-- Given records --
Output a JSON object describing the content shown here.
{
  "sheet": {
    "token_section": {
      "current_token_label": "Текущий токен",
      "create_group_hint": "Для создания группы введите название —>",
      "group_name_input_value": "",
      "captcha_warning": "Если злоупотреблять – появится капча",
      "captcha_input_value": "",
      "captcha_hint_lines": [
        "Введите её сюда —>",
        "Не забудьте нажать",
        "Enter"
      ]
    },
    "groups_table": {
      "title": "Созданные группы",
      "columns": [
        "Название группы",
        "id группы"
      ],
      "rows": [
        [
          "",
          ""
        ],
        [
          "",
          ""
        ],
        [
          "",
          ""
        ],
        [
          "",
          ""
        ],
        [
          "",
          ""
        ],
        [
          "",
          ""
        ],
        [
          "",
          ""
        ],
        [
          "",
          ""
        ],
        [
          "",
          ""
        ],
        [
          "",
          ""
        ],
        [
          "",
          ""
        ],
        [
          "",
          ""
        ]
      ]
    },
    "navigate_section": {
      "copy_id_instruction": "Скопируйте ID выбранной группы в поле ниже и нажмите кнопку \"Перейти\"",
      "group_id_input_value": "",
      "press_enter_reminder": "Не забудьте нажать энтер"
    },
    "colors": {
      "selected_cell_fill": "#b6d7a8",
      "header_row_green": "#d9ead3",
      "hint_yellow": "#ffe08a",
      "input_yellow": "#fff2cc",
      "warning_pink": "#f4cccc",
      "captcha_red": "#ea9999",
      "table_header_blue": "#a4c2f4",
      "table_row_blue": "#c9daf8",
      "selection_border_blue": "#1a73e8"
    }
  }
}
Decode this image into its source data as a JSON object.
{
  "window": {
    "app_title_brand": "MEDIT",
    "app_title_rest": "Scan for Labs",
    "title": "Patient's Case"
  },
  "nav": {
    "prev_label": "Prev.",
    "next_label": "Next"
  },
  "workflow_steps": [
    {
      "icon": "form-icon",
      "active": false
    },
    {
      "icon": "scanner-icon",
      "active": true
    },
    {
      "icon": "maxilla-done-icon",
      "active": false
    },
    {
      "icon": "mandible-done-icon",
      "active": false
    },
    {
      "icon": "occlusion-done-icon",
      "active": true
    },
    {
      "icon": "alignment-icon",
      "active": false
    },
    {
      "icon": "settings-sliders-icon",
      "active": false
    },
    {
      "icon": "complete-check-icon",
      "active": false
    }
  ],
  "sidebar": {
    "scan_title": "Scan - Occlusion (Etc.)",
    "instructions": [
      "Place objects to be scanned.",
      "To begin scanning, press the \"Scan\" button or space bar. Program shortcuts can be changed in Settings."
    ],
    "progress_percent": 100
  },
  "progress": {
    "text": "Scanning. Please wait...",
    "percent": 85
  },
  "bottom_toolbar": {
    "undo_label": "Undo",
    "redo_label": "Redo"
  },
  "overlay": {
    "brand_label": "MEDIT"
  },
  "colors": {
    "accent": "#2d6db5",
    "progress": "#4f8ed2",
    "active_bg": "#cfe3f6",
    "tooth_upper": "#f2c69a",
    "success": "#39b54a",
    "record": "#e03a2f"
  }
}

-- Exercise aim --
Each record above should be restated word for word.

-- Output below --
Output a JSON object describing the content shown here.
{
  "sheet": {
    "token_section": {
      "current_token_label": "Текущий токен",
      "create_group_hint": "Для создания группы введите название —>",
      "group_name_input_value": "",
      "captcha_warning": "Если злоупотреблять – появится капча",
      "captcha_input_value": "",
      "captcha_hint_lines": [
        "Введите её сюда —>",
        "Не забудьте нажать",
        "Enter"
      ]
    },
    "groups_table": {
      "title": "Созданные группы",
      "columns": [
        "Название группы",
        "id группы"
      ],
      "rows": [
        [
          "",
          ""
        ],
        [
          "",
          ""
        ],
        [
          "",
          ""
        ],
        [
          "",
          ""
        ],
        [
          "",
          ""
        ],
        [
          "",
          ""
        ],
        [
          "",
          ""
        ],
        [
          "",
          ""
        ],
        [
          "",
          ""
        ],
        [
          "",
          ""
        ],
        [
          "",
          ""
        ],
        [
          "",
          ""
        ]
      ]
    },
    "navigate_section": {
      "copy_id_instruction": "Скопируйте ID выбранной группы в поле ниже и нажмите кнопку \"Перейти\"",
      "group_id_input_value": "",
      "press_enter_reminder": "Не забудьте нажать энтер"
    },
    "colors": {
      "selected_cell_fill": "#b6d7a8",
      "header_row_green": "#d9ead3",
      "hint_yellow": "#ffe08a",
      "input_yellow": "#fff2cc",
      "warning_pink": "#f4cccc",
      "captcha_red": "#ea9999",
      "table_header_blue": "#a4c2f4",
      "table_row_blue": "#c9daf8",
      "selection_border_blue": "#1a73e8"
    }
  }
}
Decode this image into its source data as a JSON object.
{
  "window": {
    "app_title_brand": "MEDIT",
    "app_title_rest": "Scan for Labs",
    "title": "Patient's Case"
  },
  "nav": {
    "prev_label": "Prev.",
    "next_label": "Next"
  },
  "workflow_steps": [
    {
      "icon": "form-icon",
      "active": false
    },
    {
      "icon": "scanner-icon",
      "active": true
    },
    {
      "icon": "maxilla-done-icon",
      "active": false
    },
    {
      "icon": "mandible-done-icon",
      "active": false
    },
    {
      "icon": "occlusion-done-icon",
      "active": true
    },
    {
      "icon": "alignment-icon",
      "active": false
    },
    {
      "icon": "settings-sliders-icon",
      "active": false
    },
    {
      "icon": "complete-check-icon",
      "active": false
    }
  ],
  "sidebar": {
    "scan_title": "Scan - Occlusion (Etc.)",
    "instructions": [
      "Place objects to be scanned.",
      "To begin scanning, press the \"Scan\" button or space bar. Program shortcuts can be changed in Settings."
    ],
    "progress_percent": 100
  },
  "progress": {
    "text": "Scanning. Please wait...",
    "percent": 85
  },
  "bottom_toolbar": {
    "undo_label": "Undo",
    "redo_label": "Redo"
  },
  "overlay": {
    "brand_label": "MEDIT"
  },
  "colors": {
    "accent": "#2d6db5",
    "progress": "#4f8ed2",
    "active_bg": "#cfe3f6",
    "tooth_upper": "#f2c69a",
    "success": "#39b54a",
    "record": "#e03a2f"
  }
}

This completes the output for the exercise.